▶ [Given exercise]: Reproduce the whole listing below word for word, leaving out the picture.

▶ [Data supplied]:
━━━━━━━━━━━━━━━━━━━━━━━━━━━━━━

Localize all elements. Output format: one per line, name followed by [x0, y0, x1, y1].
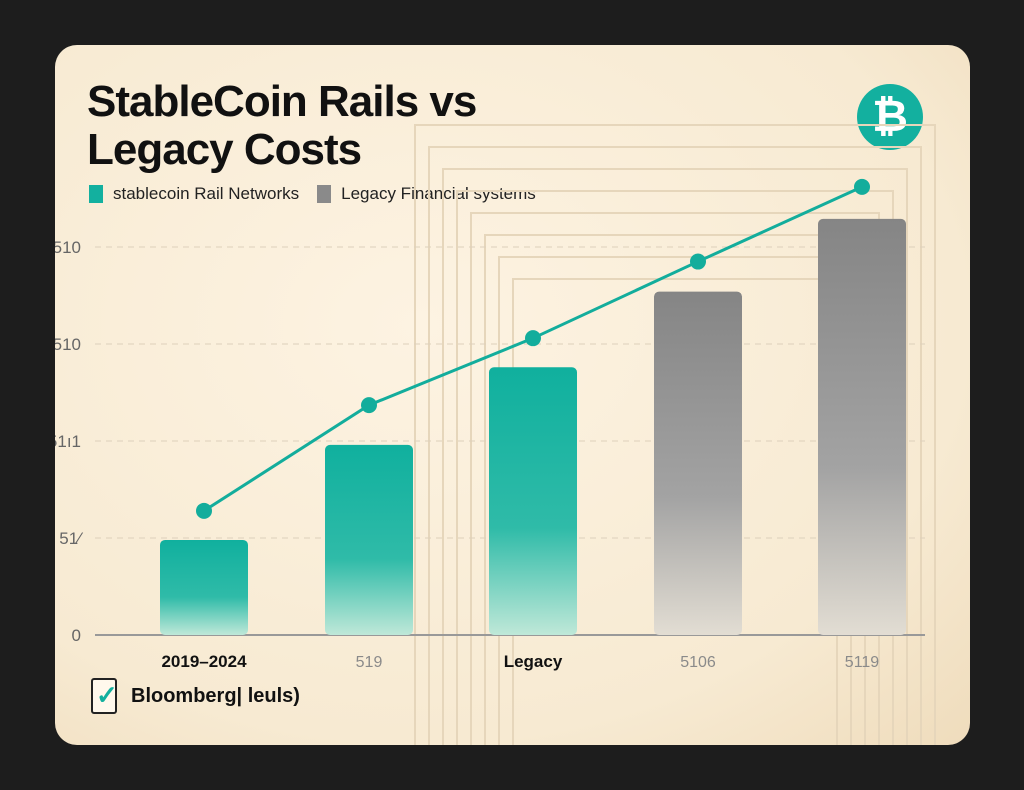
bar-stablecoin: [160, 539, 248, 635]
legend-swatch-legacy: [317, 185, 332, 203]
bar-stablecoin: [325, 444, 413, 635]
chart-title: StableCoin Rails vs Legacy Costs: [87, 77, 477, 174]
x-tick-label: 2019–2024: [161, 652, 247, 671]
legend-label-legacy: Legacy Financial systems: [341, 184, 536, 203]
y-tick-label: 0: [72, 626, 81, 645]
source: ✓ Bloomberg| leuls): [91, 678, 300, 714]
legend: stablecoin Rail Networks Legacy Financia…: [89, 184, 554, 204]
legend-label-stablecoin: stablecoin Rail Networks: [113, 184, 300, 203]
x-tick-label: 519: [356, 654, 383, 671]
y-tick-label: 510: [55, 335, 81, 354]
background-building-line: [442, 168, 908, 745]
legend-swatch-stablecoin: [89, 185, 103, 203]
background-building-line: [414, 124, 936, 745]
title-line-1: StableCoin Rails vs: [87, 77, 477, 126]
chart-plot: 0 51⁄ 51ı1 510 510 2019–2024 519 Legacy 5106 5119: [55, 124, 936, 745]
x-tick-label: 5106: [680, 654, 716, 671]
line-point: [525, 330, 541, 347]
source-label: Bloomberg| leuls): [131, 684, 300, 707]
x-tick-label: Legacy: [504, 652, 563, 671]
chart-card: StableCoin Rails vs Legacy Costs ₿ stabl…: [55, 45, 970, 745]
line-point: [690, 253, 706, 270]
bar-stablecoin: [489, 367, 577, 635]
x-tick-label: 5119: [845, 654, 880, 671]
bar-legacy: [654, 291, 742, 635]
bar-legacy: [818, 218, 906, 635]
bitcoin-icon: ₿: [857, 84, 923, 150]
y-tick-label: 510: [55, 238, 81, 257]
checklist-icon: ✓: [91, 678, 118, 714]
y-tick-label: 51ı1: [55, 432, 81, 451]
line-point: [854, 178, 870, 195]
line-point: [196, 502, 212, 519]
line-point: [361, 397, 377, 414]
background-building-line: [428, 146, 922, 745]
y-tick-label: 51⁄: [59, 529, 84, 548]
title-line-2: Legacy Costs: [87, 125, 362, 174]
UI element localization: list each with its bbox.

━━━━━━━━━━━━━━━━━━━━━━━━━━━━━━

▶ [Solution for this exercise]:
Localize all elements. Output format: one per line, name followed by [x0, y0, x1, y1].
bar-stablecoin: [160, 539, 248, 635]
legend-swatch-legacy: [317, 185, 332, 203]
bar-stablecoin: [325, 444, 413, 635]
chart-title: StableCoin Rails vs Legacy Costs: [87, 77, 477, 174]
x-tick-label: 2019–2024: [161, 652, 247, 671]
legend-label-legacy: Legacy Financial systems: [341, 184, 536, 203]
y-tick-label: 0: [72, 626, 81, 645]
source: ✓ Bloomberg| leuls): [91, 678, 300, 714]
legend: stablecoin Rail Networks Legacy Financia…: [89, 184, 554, 204]
legend-label-stablecoin: stablecoin Rail Networks: [113, 184, 300, 203]
x-tick-label: 519: [356, 654, 383, 671]
y-tick-label: 510: [55, 335, 81, 354]
background-building-line: [442, 168, 908, 745]
legend-swatch-stablecoin: [89, 185, 103, 203]
background-building-line: [414, 124, 936, 745]
title-line-1: StableCoin Rails vs: [87, 77, 477, 126]
chart-plot: 0 51⁄ 51ı1 510 510 2019–2024 519 Legacy 5106 5119: [55, 124, 936, 745]
x-tick-label: 5106: [680, 654, 716, 671]
line-point: [525, 330, 541, 347]
source-label: Bloomberg| leuls): [131, 684, 300, 707]
x-tick-label: Legacy: [504, 652, 563, 671]
chart-card: StableCoin Rails vs Legacy Costs ₿ stabl…: [55, 45, 970, 745]
line-point: [690, 253, 706, 270]
bar-stablecoin: [489, 367, 577, 635]
x-tick-label: 5119: [845, 654, 880, 671]
bar-legacy: [654, 291, 742, 635]
bar-legacy: [818, 218, 906, 635]
bitcoin-icon: ₿: [857, 84, 923, 150]
y-tick-label: 510: [55, 238, 81, 257]
checklist-icon: ✓: [91, 678, 118, 714]
y-tick-label: 51ı1: [55, 432, 81, 451]
line-point: [854, 178, 870, 195]
line-point: [196, 502, 212, 519]
line-point: [361, 397, 377, 414]
background-building-line: [428, 146, 922, 745]
y-tick-label: 51⁄: [59, 529, 84, 548]
title-line-2: Legacy Costs: [87, 125, 362, 174]
UI element localization: list each with its bbox.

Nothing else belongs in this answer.